DESCRIPTION OF THE TASK:
Records follow. Select each line holding "минимальные".

(Dataset entries)
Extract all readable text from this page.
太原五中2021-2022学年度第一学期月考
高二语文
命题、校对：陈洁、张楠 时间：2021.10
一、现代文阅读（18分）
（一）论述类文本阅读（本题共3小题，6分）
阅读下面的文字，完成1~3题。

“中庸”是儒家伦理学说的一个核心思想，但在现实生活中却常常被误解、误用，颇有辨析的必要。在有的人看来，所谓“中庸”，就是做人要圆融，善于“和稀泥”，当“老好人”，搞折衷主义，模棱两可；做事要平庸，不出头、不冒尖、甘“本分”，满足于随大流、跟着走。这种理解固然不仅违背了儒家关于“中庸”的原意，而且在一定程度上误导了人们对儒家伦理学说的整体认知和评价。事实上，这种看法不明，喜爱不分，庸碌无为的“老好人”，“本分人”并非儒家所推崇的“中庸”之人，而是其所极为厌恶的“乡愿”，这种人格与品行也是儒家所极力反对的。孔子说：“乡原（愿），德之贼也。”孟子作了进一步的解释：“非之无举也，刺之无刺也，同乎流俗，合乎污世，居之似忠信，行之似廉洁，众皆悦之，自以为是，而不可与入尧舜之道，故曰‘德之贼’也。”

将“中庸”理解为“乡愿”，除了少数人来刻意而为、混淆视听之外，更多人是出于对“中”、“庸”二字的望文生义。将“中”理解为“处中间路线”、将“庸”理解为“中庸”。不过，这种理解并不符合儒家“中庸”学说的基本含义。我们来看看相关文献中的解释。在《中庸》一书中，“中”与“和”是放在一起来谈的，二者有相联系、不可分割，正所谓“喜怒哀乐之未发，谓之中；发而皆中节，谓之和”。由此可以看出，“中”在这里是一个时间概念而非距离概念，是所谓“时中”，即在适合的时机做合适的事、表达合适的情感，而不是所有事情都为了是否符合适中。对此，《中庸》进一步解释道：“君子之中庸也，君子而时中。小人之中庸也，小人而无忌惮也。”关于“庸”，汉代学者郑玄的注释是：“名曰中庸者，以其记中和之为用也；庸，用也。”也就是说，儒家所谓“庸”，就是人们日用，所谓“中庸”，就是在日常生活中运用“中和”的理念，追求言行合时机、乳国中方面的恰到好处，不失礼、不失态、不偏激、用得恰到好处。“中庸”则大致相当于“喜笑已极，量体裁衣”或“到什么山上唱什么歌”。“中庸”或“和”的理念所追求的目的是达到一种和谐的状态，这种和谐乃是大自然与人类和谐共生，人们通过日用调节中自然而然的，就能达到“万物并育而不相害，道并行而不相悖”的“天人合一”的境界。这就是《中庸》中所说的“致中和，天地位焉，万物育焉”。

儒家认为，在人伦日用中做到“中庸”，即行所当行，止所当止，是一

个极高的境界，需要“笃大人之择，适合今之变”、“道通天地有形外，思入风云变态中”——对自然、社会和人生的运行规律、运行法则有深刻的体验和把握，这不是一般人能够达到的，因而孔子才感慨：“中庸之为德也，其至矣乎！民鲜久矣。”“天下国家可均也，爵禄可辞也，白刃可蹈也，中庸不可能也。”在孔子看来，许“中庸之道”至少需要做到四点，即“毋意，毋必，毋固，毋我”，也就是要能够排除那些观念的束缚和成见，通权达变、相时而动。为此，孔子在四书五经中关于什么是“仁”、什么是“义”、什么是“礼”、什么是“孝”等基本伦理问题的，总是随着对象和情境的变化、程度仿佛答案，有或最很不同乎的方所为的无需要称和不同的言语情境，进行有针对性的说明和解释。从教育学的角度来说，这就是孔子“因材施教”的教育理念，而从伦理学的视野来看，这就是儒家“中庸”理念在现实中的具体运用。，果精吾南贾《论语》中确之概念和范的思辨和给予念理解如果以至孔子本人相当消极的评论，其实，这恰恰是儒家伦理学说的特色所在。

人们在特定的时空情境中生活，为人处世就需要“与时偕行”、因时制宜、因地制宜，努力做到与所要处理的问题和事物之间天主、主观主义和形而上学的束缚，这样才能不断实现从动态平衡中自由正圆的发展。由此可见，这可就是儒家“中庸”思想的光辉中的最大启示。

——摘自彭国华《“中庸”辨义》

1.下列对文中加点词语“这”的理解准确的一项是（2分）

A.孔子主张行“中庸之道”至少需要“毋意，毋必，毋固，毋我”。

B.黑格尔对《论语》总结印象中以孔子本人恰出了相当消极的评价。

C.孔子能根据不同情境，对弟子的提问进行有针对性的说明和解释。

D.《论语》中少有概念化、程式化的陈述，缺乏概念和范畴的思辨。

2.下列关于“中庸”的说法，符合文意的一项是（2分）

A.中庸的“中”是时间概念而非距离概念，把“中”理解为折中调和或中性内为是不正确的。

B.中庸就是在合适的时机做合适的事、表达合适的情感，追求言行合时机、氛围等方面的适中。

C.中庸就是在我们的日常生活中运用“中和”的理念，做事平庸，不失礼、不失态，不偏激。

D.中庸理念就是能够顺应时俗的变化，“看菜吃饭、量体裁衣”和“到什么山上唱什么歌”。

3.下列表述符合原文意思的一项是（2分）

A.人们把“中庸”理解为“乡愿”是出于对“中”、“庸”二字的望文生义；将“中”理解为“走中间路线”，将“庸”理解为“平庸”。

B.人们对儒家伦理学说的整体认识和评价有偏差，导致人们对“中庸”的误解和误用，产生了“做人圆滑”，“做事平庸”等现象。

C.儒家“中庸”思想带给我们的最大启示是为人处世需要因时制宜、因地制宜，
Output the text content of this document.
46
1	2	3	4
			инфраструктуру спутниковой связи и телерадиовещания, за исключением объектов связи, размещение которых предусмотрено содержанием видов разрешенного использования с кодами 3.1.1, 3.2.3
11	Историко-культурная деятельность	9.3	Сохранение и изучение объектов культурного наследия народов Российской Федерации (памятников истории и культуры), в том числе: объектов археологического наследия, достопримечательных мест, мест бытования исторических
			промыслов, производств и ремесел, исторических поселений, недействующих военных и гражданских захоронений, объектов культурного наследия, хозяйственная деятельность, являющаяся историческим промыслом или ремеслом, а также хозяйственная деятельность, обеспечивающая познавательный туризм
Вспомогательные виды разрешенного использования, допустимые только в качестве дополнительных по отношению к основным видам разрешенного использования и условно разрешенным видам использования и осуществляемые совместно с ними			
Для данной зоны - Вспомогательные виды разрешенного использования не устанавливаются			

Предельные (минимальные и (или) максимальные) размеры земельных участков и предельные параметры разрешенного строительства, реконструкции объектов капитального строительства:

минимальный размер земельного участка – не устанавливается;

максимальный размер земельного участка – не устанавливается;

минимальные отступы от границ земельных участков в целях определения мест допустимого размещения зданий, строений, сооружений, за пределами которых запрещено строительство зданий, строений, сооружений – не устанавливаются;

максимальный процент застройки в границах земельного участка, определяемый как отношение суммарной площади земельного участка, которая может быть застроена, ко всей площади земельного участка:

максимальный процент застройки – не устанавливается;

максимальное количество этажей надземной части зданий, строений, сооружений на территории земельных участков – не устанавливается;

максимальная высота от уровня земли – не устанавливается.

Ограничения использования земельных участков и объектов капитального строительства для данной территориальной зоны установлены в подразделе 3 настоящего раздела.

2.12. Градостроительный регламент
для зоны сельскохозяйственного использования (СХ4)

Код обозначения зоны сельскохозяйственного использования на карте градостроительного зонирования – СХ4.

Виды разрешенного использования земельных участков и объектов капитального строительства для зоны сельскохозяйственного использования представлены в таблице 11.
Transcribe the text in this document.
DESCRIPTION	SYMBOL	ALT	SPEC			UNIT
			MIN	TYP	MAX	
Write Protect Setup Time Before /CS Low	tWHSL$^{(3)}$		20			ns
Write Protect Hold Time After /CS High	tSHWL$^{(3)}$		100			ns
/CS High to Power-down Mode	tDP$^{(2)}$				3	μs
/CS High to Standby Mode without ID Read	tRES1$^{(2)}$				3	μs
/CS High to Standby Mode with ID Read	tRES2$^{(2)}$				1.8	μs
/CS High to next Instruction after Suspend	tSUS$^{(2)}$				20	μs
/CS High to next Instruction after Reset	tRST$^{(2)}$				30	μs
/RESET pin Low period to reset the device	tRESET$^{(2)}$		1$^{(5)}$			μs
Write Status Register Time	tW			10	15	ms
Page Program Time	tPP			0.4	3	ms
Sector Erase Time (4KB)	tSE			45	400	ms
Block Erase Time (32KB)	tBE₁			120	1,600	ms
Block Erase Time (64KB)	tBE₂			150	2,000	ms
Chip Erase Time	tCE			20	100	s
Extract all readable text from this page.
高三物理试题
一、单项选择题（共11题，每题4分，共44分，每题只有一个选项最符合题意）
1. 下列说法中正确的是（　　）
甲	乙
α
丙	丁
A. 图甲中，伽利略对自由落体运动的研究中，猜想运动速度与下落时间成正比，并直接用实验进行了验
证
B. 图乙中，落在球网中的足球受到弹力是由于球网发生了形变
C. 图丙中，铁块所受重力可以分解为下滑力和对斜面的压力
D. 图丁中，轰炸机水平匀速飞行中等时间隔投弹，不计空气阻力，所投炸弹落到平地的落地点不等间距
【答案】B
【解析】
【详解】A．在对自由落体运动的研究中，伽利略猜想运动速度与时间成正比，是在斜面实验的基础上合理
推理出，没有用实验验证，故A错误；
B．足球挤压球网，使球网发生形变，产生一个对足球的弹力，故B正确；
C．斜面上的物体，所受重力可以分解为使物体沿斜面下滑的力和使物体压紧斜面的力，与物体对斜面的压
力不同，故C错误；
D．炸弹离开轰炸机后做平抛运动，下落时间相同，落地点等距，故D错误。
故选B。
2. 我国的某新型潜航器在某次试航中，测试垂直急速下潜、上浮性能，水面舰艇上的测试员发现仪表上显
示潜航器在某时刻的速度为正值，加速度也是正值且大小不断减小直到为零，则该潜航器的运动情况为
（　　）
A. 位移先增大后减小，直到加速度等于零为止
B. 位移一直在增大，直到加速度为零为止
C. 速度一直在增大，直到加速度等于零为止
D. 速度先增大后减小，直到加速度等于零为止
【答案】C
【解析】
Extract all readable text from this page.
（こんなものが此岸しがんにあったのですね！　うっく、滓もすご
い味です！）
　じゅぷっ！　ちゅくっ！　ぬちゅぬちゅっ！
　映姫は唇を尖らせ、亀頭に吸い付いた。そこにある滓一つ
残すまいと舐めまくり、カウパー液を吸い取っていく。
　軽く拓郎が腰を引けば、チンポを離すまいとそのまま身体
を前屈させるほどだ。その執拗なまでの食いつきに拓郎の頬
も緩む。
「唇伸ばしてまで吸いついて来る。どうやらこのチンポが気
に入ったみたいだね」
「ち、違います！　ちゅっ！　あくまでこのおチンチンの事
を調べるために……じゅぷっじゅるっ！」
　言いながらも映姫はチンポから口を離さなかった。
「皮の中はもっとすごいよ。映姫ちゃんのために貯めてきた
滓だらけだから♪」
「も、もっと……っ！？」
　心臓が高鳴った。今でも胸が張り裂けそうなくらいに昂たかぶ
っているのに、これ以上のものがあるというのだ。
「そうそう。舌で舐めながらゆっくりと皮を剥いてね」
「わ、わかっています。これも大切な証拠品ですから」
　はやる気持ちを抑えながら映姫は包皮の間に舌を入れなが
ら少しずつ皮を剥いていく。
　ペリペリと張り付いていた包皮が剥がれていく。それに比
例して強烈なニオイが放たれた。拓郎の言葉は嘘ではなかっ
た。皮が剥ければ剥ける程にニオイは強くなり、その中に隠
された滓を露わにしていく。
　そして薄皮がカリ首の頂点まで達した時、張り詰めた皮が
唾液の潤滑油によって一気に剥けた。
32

EXERCISE SOLUTION:
Предельные (минимальные и (или) максимальные) размеры земельных участков и предельные параметры разрешенного строительства, реконструкции объектов капитального строительства:
минимальные отступы от границ земельных участков в целях определения мест допустимого размещения зданий, строений, сооружений, за пределами которых запрещено строительство зданий, строений, сооружений – не устанавливаются;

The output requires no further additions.